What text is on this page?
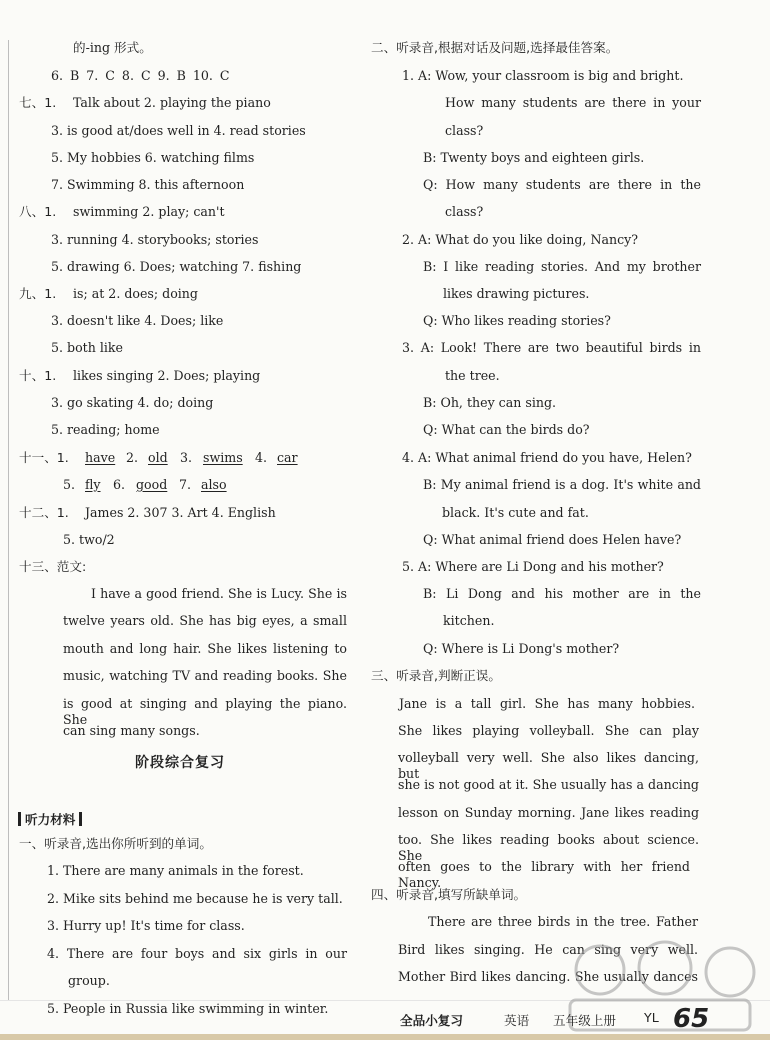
的-ing 形式。
6. B 7. C 8. C 9. B 10. C
七、1. Talk about 2. playing the piano
3. is good at/does well in 4. read stories
5. My hobbies 6. watching films
7. Swimming 8. this afternoon
八、1. swimming 2. play; can't
3. running 4. storybooks; stories
5. drawing 6. Does; watching 7. fishing
九、1. is; at 2. does; doing
3. doesn't like 4. Does; like
5. both like
十、1. likes singing 2. Does; playing
3. go skating 4. do; doing
5. reading; home
十一、1. have 2. old 3. swims 4. car
5. fly 6. good 7. also
十二、1. James 2. 307 3. Art 4. English
5. two/2
十三、范文:
I have a good friend. She is Lucy. She is
twelve years old. She has big eyes, a small
mouth and long hair. She likes listening to
music, watching TV and reading books. She
is good at singing and playing the piano. She
can sing many songs.
阶段综合复习
听力材料
一、听录音,选出你所听到的单词。
1. There are many animals in the forest.
2. Mike sits behind me because he is very tall.
3. Hurry up! It's time for class.
4. There are four boys and six girls in our
group.
5. People in Russia like swimming in winter.
二、听录音,根据对话及问题,选择最佳答案。
1. A: Wow, your classroom is big and bright.
How many students are there in your
class?
B: Twenty boys and eighteen girls.
Q: How many students are there in the
class?
2. A: What do you like doing, Nancy?
B: I like reading stories. And my brother
likes drawing pictures.
Q: Who likes reading stories?
3. A: Look! There are two beautiful birds in
the tree.
B: Oh, they can sing.
Q: What can the birds do?
4. A: What animal friend do you have, Helen?
B: My animal friend is a dog. It's white and
black. It's cute and fat.
Q: What animal friend does Helen have?
5. A: Where are Li Dong and his mother?
B: Li Dong and his mother are in the
kitchen.
Q: Where is Li Dong's mother?
三、听录音,判断正误。
Jane is a tall girl. She has many hobbies.
She likes playing volleyball. She can play
volleyball very well. She also likes dancing, but
she is not good at it. She usually has a dancing
lesson on Sunday morning. Jane likes reading
too. She likes reading books about science. She
often goes to the library with her friend Nancy.
四、听录音,填写所缺单词。
There are three birds in the tree. Father
Bird likes singing. He can sing very well.
Mother Bird likes dancing. She usually dances
全品小复习	英语 五年级上册 YL 65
· · · · ·
Required work:
Leave the pictures out and copy the rest of the data exactly.

Exercise answer:
What text is on this page?
的-ing 形式。
6. B 7. C 8. C 9. B 10. C
七、1. Talk about 2. playing the piano
3. is good at/does well in 4. read stories
5. My hobbies 6. watching films
7. Swimming 8. this afternoon
八、1. swimming 2. play; can't
3. running 4. storybooks; stories
5. drawing 6. Does; watching 7. fishing
九、1. is; at 2. does; doing
3. doesn't like 4. Does; like
5. both like
十、1. likes singing 2. Does; playing
3. go skating 4. do; doing
5. reading; home
十一、1. have 2. old 3. swims 4. car
5. fly 6. good 7. also
十二、1. James 2. 307 3. Art 4. English
5. two/2
十三、范文:
I have a good friend. She is Lucy. She is
twelve years old. She has big eyes, a small
mouth and long hair. She likes listening to
music, watching TV and reading books. She
is good at singing and playing the piano. She
can sing many songs.
阶段综合复习
听力材料
一、听录音,选出你所听到的单词。
1. There are many animals in the forest.
2. Mike sits behind me because he is very tall.
3. Hurry up! It's time for class.
4. There are four boys and six girls in our
group.
5. People in Russia like swimming in winter.
二、听录音,根据对话及问题,选择最佳答案。
1. A: Wow, your classroom is big and bright.
How many students are there in your
class?
B: Twenty boys and eighteen girls.
Q: How many students are there in the
class?
2. A: What do you like doing, Nancy?
B: I like reading stories. And my brother
likes drawing pictures.
Q: Who likes reading stories?
3. A: Look! There are two beautiful birds in
the tree.
B: Oh, they can sing.
Q: What can the birds do?
4. A: What animal friend do you have, Helen?
B: My animal friend is a dog. It's white and
black. It's cute and fat.
Q: What animal friend does Helen have?
5. A: Where are Li Dong and his mother?
B: Li Dong and his mother are in the
kitchen.
Q: Where is Li Dong's mother?
三、听录音,判断正误。
Jane is a tall girl. She has many hobbies.
She likes playing volleyball. She can play
volleyball very well. She also likes dancing, but
she is not good at it. She usually has a dancing
lesson on Sunday morning. Jane likes reading
too. She likes reading books about science. She
often goes to the library with her friend Nancy.
四、听录音,填写所缺单词。
There are three birds in the tree. Father
Bird likes singing. He can sing very well.
Mother Bird likes dancing. She usually dances
全品小复习	英语 五年级上册 YL 65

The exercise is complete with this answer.